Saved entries
►
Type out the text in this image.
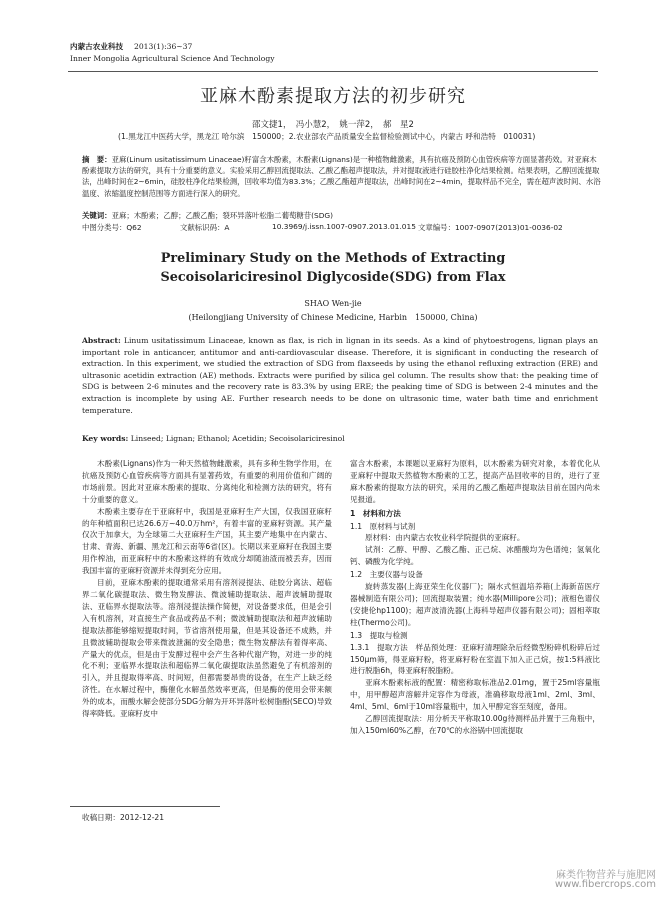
内蒙古农业科技 2013(1):36~37
Inner Mongolia Agricultural Science And Technology
亚麻木酚素提取方法的初步研究
邵文捷1，　冯小慧2，　姚一萍2，　郝　星2
(1.黑龙江中医药大学，黑龙江 哈尔滨　150000；2.农业部农产品质量安全监督检验测试中心，内蒙古 呼和浩特　010031)
摘　要：亚麻(Linum usitatissimum Linaceae)籽富含木酚素，木酚素(Lignans)是一种植物雌激素，具有抗癌及预防心血管疾病等方面显著药效。对亚麻木酚素提取方法的研究，具有十分重要的意义。实验采用乙醇回流提取法、乙酸乙酯超声提取法，并对提取液进行硅胶柱净化结果检测。结果表明，乙醇回流提取法，出峰时间在2~6min，硅胶柱净化结果检测，回收率均值为83.3%；乙酸乙酯超声提取法，出峰时间在2~4min，提取样品不完全，需在超声波时间、水浴温度、浓缩温度控制范围等方面进行深入的研究。
关键词：亚麻；木酚素；乙醇；乙酸乙酯；裂环异落叶松脂二葡萄糖苷(SDG)
中图分类号：Q62	文献标识码：A	10.3969/j.issn.1007-0907.2013.01.015 文章编号：1007-0907(2013)01-0036-02
Preliminary Study on the Methods of Extracting Secoisolariciresinol Diglycoside(SDG) from Flax
SHAO Wen-jie
(Heilongjiang University of Chinese Medicine, Harbin　150000, China)
Abstract: Linum usitatissimum Linaceae, known as flax, is rich in lignan in its seeds. As a kind of phytoestrogens, lignan plays an important role in anticancer, antitumor and anti-cardiovascular disease. Therefore, it is significant in conducting the research of extraction. In this experiment, we studied the extraction of SDG from flaxseeds by using the ethanol refluxing extraction (ERE) and ultrasonic acetidin extraction (AE) methods. Extracts were purified by silica gel column. The results show that: the peaking time of SDG is between 2-6 minutes and the recovery rate is 83.3% by using ERE; the peaking time of SDG is between 2-4 minutes and the extraction is incomplete by using AE. Further research needs to be done on ultrasonic time, water bath time and enrichment temperature.
Key words: Linseed; Lignan; Ethanol; Acetidin; Secoisolariciresinol

木酚素(Lignans)作为一种天然植物雌激素，具有多种生物学作用，在抗癌及预防心血管疾病等方面具有显著药效，有重要的利用价值和广阔的市场前景。因此对亚麻木酚素的提取、分离纯化和检测方法的研究，将有十分重要的意义。

木酚素主要存在于亚麻籽中，我国是亚麻籽生产大国，仅我国亚麻籽的年种植面积已达26.6万~40.0万hm²，有着丰富的亚麻籽资源。其产量仅次于加拿大，为全球第二大亚麻籽生产国，其主要产地集中在内蒙古、甘肃、青海、新疆、黑龙江和云南等6省(区)。长期以来亚麻籽在我国主要用作榨油，而亚麻籽中的木酚素这样的有效成分却随油渣而被丢弃，因而我国丰富的亚麻籽资源并未得到充分应用。

目前，亚麻木酚素的提取通常采用有溶剂浸提法、硅胶分离法、超临界二氧化碳提取法、微生物发酵法、微波辅助提取法、超声波辅助提取法、亚临界水提取法等。溶剂浸提法操作简便，对设备要求低，但是会引入有机溶剂，对直接生产食品或药品不利；微波辅助提取法和超声波辅助提取法都能够缩短提取时间，节省溶剂使用量，但是其设备还不成熟，并且微波辅助提取会带来微波泄漏的安全隐患；微生物发酵法有着得率高、产量大的优点，但是由于发酵过程中会产生各种代谢产物，对进一步的纯化不利；亚临界水提取法和超临界二氧化碳提取法虽然避免了有机溶剂的引入，并且提取得率高、时间短，但都需要昂贵的设备，在生产上缺乏经济性。在水解过程中，酶催化水解虽然效率更高，但是酶的使用会带来额外的成本，而酸水解会使部分SDG分解为开环异落叶松树脂酚(SECO)导致得率降低。亚麻籽皮中

富含木酚素，本课题以亚麻籽为原料，以木酚素为研究对象，本着优化从亚麻籽中提取天然植物木酚素的工艺，提高产品回收率的目的，进行了亚麻木酚素的提取方法的研究，采用的乙酸乙酯超声提取法目前在国内尚未见报道。

1　材料和方法

1.1　原材料与试剂

原材料：由内蒙古农牧业科学院提供的亚麻籽。

试剂：乙醇、甲醇、乙酸乙酯、正己烷、冰醋酸均为色谱纯；氢氧化钙、磷酸为化学纯。

1.2　主要仪器与设备

旋转蒸发器(上海亚荣生化仪器厂)；隔水式恒温培养箱(上海新苗医疗器械制造有限公司)；回流提取装置；纯水器(Millipore公司)；液相色谱仪(安捷伦hp1100)；超声波清洗器(上海科导超声仪器有限公司)；固相萃取柱(Thermo公司)。

1.3　提取与检测

1.3.1　提取方法　样品预处理：亚麻籽清理除杂后经微型粉碎机粉碎后过150μm筛，得亚麻籽粉，将亚麻籽粉在室温下加入正己烷，按1:5料液比进行脱脂6h，得亚麻籽脱脂粉。

亚麻木酚素标液的配置：精密称取标准品2.01mg，置于25ml容量瓶中，用甲醇超声溶解并定容作为母液，准确移取母液1ml、2ml、3ml、4ml、5ml、6ml于10ml容量瓶中，加入甲醇定容至刻度，备用。

乙醇回流提取法：用分析天平称取10.00g待测样品并置于三角瓶中，加入150ml60%乙醇，在70℃的水浴锅中回流提取

收稿日期：2012-12-21
麻类作物营养与施肥网
www.fibercrops.com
◄
• _EXERCISE AIM_:
Some lines in the data above hold the string "Secoisolariciresinol". Find and copy each of them.

• _ANSWER SECTION_:
Preliminary Study on the Methods of Extracting Secoisolariciresinol Diglycoside(SDG) from Flax
Key words: Linseed; Lignan; Ethanol; Acetidin; Secoisolariciresinol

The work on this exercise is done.